# Your goal
Write out each line word for word. Drop pictures.

# Extracted records
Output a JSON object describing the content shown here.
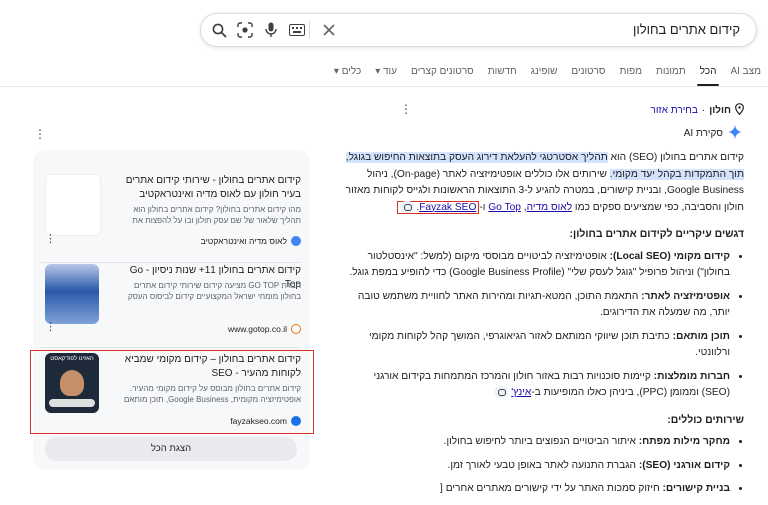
{
  "search": {
    "query": "קידום אתרים בחולון"
  },
  "tabs": [
    {
      "label": "מצב AI"
    },
    {
      "label": "הכל",
      "active": true
    },
    {
      "label": "תמונות"
    },
    {
      "label": "מפות"
    },
    {
      "label": "סרטונים"
    },
    {
      "label": "שופינג"
    },
    {
      "label": "חדשות"
    },
    {
      "label": "סרטונים קצרים"
    },
    {
      "label": "עוד ▾"
    },
    {
      "label": "כלים ▾"
    }
  ],
  "location": {
    "city": "חולון",
    "separator": " · ",
    "change": "בחירת אזור"
  },
  "ai_overview": {
    "label": "סקירת AI",
    "intro_pre": "קידום אתרים בחולון (SEO) הוא ",
    "intro_hl": "תהליך אסטרטגי להעלאת דירוג העסק בתוצאות החיפוש בגוגל, תוך התמקדות בקהל יעד מקומי.",
    "intro_post": " שירותים אלו כוללים אופטימיזציה לאתר (On-page), ניהול Google Business, ובניית קישורים, במטרה להגיע ל-3 התוצאות הראשונות ולגייס לקוחות מאזור חולון והסביבה, כפי שמציעים ספקים כמו ",
    "provider_1": "לאוס מדיה",
    "comma": ", ",
    "provider_2": "Go Top",
    "and": " ו-",
    "provider_3": "Fayzak SEO",
    "period": ".",
    "section1_title": "דגשים עיקריים לקידום אתרים בחולון:",
    "bullets1": [
      {
        "bold": "קידום מקומי (Local SEO):",
        "text": " אופטימיזציה לביטויים מבוססי מיקום (למשל: \"אינסטלטור בחולון\") וניהול פרופיל \"גוגל לעסק שלי\" (Google Business Profile) כדי להופיע במפת גוגל."
      },
      {
        "bold": "אופטימיזציה לאתר:",
        "text": " התאמת התוכן, המטא-תגיות ומהירות האתר לחוויית משתמש טובה יותר, מה שמעלה את הדירוגים."
      },
      {
        "bold": "תוכן מותאם:",
        "text": " כתיבת תוכן שיווקי המותאם לאזור הגיאוגרפי, המושך קהל לקוחות מקומי ורלוונטי."
      },
      {
        "bold": "חברות מומלצות:",
        "text": " קיימות סוכנויות רבות באזור חולון והמרכז המתמחות בקידום אורגני (SEO) וממומן (PPC), ביניהן כאלו המופיעות ב-",
        "link": "אינץ'"
      }
    ],
    "section2_title": "שירותים כוללים:",
    "bullets2": [
      {
        "bold": "מחקר מילות מפתח:",
        "text": " איתור הביטויים הנפוצים ביותר לחיפוש בחולון."
      },
      {
        "bold": "קידום אורגני (SEO):",
        "text": " הגברת התנועה לאתר באופן טבעי לאורך זמן."
      },
      {
        "bold": "בניית קישורים:",
        "text": " חיזוק סמכות האתר על ידי קישורים מאתרים אחרים ["
      }
    ]
  },
  "sources": [
    {
      "title": "קידום אתרים בחולון - שירותי קידום אתרים בעיר חולון עם לאוס מדיה ואינטראקטיב",
      "snippet": "מהו קידום אתרים בחולון? קידום אתרים בחולון הוא תהליך שלאור של שם עסק חולון ובו על להפצות את העסק בתוצאות החיפ...",
      "site": "לאוס מדיה ואינטראקטיב",
      "fav_color": "#4285f4"
    },
    {
      "title": "קידום אתרים בחולון 11+ שנות ניסיון - Go Top",
      "snippet": "חברת GO TOP מציעה קידום שירותי קידום אתרים בחולון מומחי ישראל המקצועיים קידום לביסוס העסק בגוגל בשיבוצים ...",
      "site": "www.gotop.co.il",
      "fav_color": "#e8710a"
    },
    {
      "title": "קידום אתרים בחולון – קידום מקומי שמביא לקוחות מהעיר - SEO",
      "snippet": "קידום אתרים בחולון מבוסס על קידום מקומי מהעיר. אופטימיזציה מקומית, Google Business, תוכן מותאם שכונות ודיוק נרא...",
      "site": "fayzakseo.com",
      "fav_color": "#1a73e8",
      "thumb_text": "האזינו לפודקאסט"
    }
  ],
  "show_all": "הצגת הכל"
}
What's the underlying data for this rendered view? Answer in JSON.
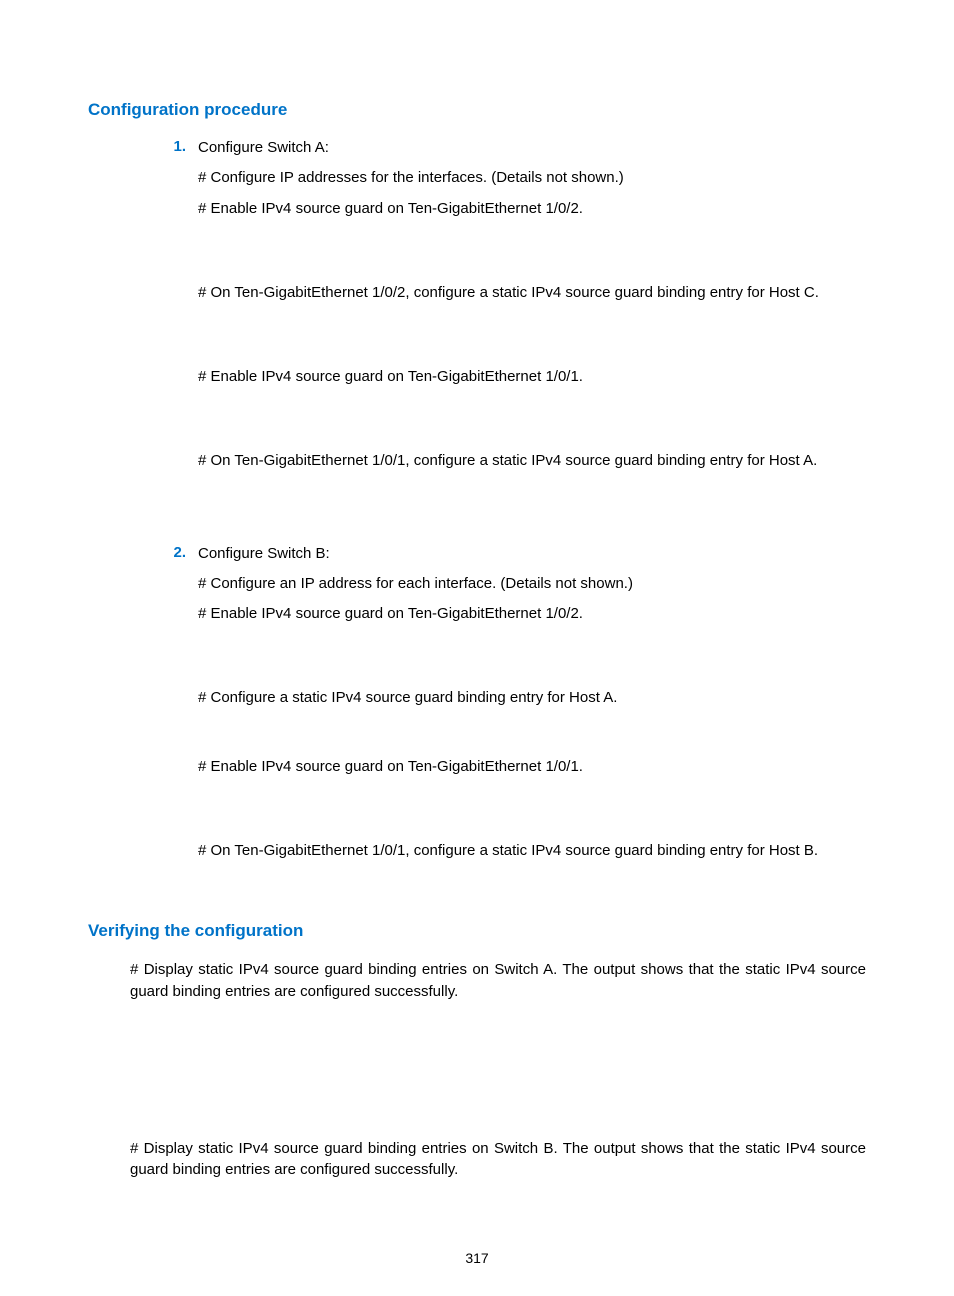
{
  "heading1": "Configuration procedure",
  "step1": {
    "num": "1.",
    "title": "Configure Switch A:",
    "l1": "# Configure IP addresses for the interfaces. (Details not shown.)",
    "l2": "# Enable IPv4 source guard on Ten-GigabitEthernet 1/0/2.",
    "l3": "# On Ten-GigabitEthernet 1/0/2, configure a static IPv4 source guard binding entry for Host C.",
    "l4": "# Enable IPv4 source guard on Ten-GigabitEthernet 1/0/1.",
    "l5": "# On Ten-GigabitEthernet 1/0/1, configure a static IPv4 source guard binding entry for Host A."
  },
  "step2": {
    "num": "2.",
    "title": "Configure Switch B:",
    "l1": "# Configure an IP address for each interface. (Details not shown.)",
    "l2": "# Enable IPv4 source guard on Ten-GigabitEthernet 1/0/2.",
    "l3": "# Configure a static IPv4 source guard binding entry for Host A.",
    "l4": "# Enable IPv4 source guard on Ten-GigabitEthernet 1/0/1.",
    "l5": "# On Ten-GigabitEthernet 1/0/1, configure a static IPv4 source guard binding entry for Host B."
  },
  "heading2": "Verifying the configuration",
  "verify": {
    "p1": "# Display static IPv4 source guard binding entries on Switch A. The output shows that the static IPv4 source guard binding entries are configured successfully.",
    "p2": "# Display static IPv4 source guard binding entries on Switch B. The output shows that the static IPv4 source guard binding entries are configured successfully."
  },
  "pageNumber": "317"
}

# Task output
Output a JSON object describing the content shown here.
{
  "search": {
    "query": "קידום אתרים בחולון"
  },
  "tabs": [
    {
      "label": "מצב AI"
    },
    {
      "label": "הכל",
      "active": true
    },
    {
      "label": "תמונות"
    },
    {
      "label": "מפות"
    },
    {
      "label": "סרטונים"
    },
    {
      "label": "שופינג"
    },
    {
      "label": "חדשות"
    },
    {
      "label": "סרטונים קצרים"
    },
    {
      "label": "עוד ▾"
    },
    {
      "label": "כלים ▾"
    }
  ],
  "location": {
    "city": "חולון",
    "separator": " · ",
    "change": "בחירת אזור"
  },
  "ai_overview": {
    "label": "סקירת AI",
    "intro_pre": "קידום אתרים בחולון (SEO) הוא ",
    "intro_hl": "תהליך אסטרטגי להעלאת דירוג העסק בתוצאות החיפוש בגוגל, תוך התמקדות בקהל יעד מקומי.",
    "intro_post": " שירותים אלו כוללים אופטימיזציה לאתר (On-page), ניהול Google Business, ובניית קישורים, במטרה להגיע ל-3 התוצאות הראשונות ולגייס לקוחות מאזור חולון והסביבה, כפי שמציעים ספקים כמו ",
    "provider_1": "לאוס מדיה",
    "comma": ", ",
    "provider_2": "Go Top",
    "and": " ו-",
    "provider_3": "Fayzak SEO",
    "period": ".",
    "section1_title": "דגשים עיקריים לקידום אתרים בחולון:",
    "bullets1": [
      {
        "bold": "קידום מקומי (Local SEO):",
        "text": " אופטימיזציה לביטויים מבוססי מיקום (למשל: \"אינסטלטור בחולון\") וניהול פרופיל \"גוגל לעסק שלי\" (Google Business Profile) כדי להופיע במפת גוגל."
      },
      {
        "bold": "אופטימיזציה לאתר:",
        "text": " התאמת התוכן, המטא-תגיות ומהירות האתר לחוויית משתמש טובה יותר, מה שמעלה את הדירוגים."
      },
      {
        "bold": "תוכן מותאם:",
        "text": " כתיבת תוכן שיווקי המותאם לאזור הגיאוגרפי, המושך קהל לקוחות מקומי ורלוונטי."
      },
      {
        "bold": "חברות מומלצות:",
        "text": " קיימות סוכנויות רבות באזור חולון והמרכז המתמחות בקידום אורגני (SEO) וממומן (PPC), ביניהן כאלו המופיעות ב-",
        "link": "אינץ'"
      }
    ],
    "section2_title": "שירותים כוללים:",
    "bullets2": [
      {
        "bold": "מחקר מילות מפתח:",
        "text": " איתור הביטויים הנפוצים ביותר לחיפוש בחולון."
      },
      {
        "bold": "קידום אורגני (SEO):",
        "text": " הגברת התנועה לאתר באופן טבעי לאורך זמן."
      },
      {
        "bold": "בניית קישורים:",
        "text": " חיזוק סמכות האתר על ידי קישורים מאתרים אחרים ["
      }
    ]
  },
  "sources": [
    {
      "title": "קידום אתרים בחולון - שירותי קידום אתרים בעיר חולון עם לאוס מדיה ואינטראקטיב",
      "snippet": "מהו קידום אתרים בחולון? קידום אתרים בחולון הוא תהליך שלאור של שם עסק חולון ובו על להפצות את העסק בתוצאות החיפ...",
      "site": "לאוס מדיה ואינטראקטיב",
      "fav_color": "#4285f4"
    },
    {
      "title": "קידום אתרים בחולון 11+ שנות ניסיון - Go Top",
      "snippet": "חברת GO TOP מציעה קידום שירותי קידום אתרים בחולון מומחי ישראל המקצועיים קידום לביסוס העסק בגוגל בשיבוצים ...",
      "site": "www.gotop.co.il",
      "fav_color": "#e8710a"
    },
    {
      "title": "קידום אתרים בחולון – קידום מקומי שמביא לקוחות מהעיר - SEO",
      "snippet": "קידום אתרים בחולון מבוסס על קידום מקומי מהעיר. אופטימיזציה מקומית, Google Business, תוכן מותאם שכונות ודיוק נרא...",
      "site": "fayzakseo.com",
      "fav_color": "#1a73e8",
      "thumb_text": "האזינו לפודקאסט"
    }
  ],
  "show_all": "הצגת הכל"
}
What's the underlying data for this rendered view? Answer in JSON.
{
  "heading1": "Configuration procedure",
  "step1": {
    "num": "1.",
    "title": "Configure Switch A:",
    "l1": "# Configure IP addresses for the interfaces. (Details not shown.)",
    "l2": "# Enable IPv4 source guard on Ten-GigabitEthernet 1/0/2.",
    "l3": "# On Ten-GigabitEthernet 1/0/2, configure a static IPv4 source guard binding entry for Host C.",
    "l4": "# Enable IPv4 source guard on Ten-GigabitEthernet 1/0/1.",
    "l5": "# On Ten-GigabitEthernet 1/0/1, configure a static IPv4 source guard binding entry for Host A."
  },
  "step2": {
    "num": "2.",
    "title": "Configure Switch B:",
    "l1": "# Configure an IP address for each interface. (Details not shown.)",
    "l2": "# Enable IPv4 source guard on Ten-GigabitEthernet 1/0/2.",
    "l3": "# Configure a static IPv4 source guard binding entry for Host A.",
    "l4": "# Enable IPv4 source guard on Ten-GigabitEthernet 1/0/1.",
    "l5": "# On Ten-GigabitEthernet 1/0/1, configure a static IPv4 source guard binding entry for Host B."
  },
  "heading2": "Verifying the configuration",
  "verify": {
    "p1": "# Display static IPv4 source guard binding entries on Switch A. The output shows that the static IPv4 source guard binding entries are configured successfully.",
    "p2": "# Display static IPv4 source guard binding entries on Switch B. The output shows that the static IPv4 source guard binding entries are configured successfully."
  },
  "pageNumber": "317"
}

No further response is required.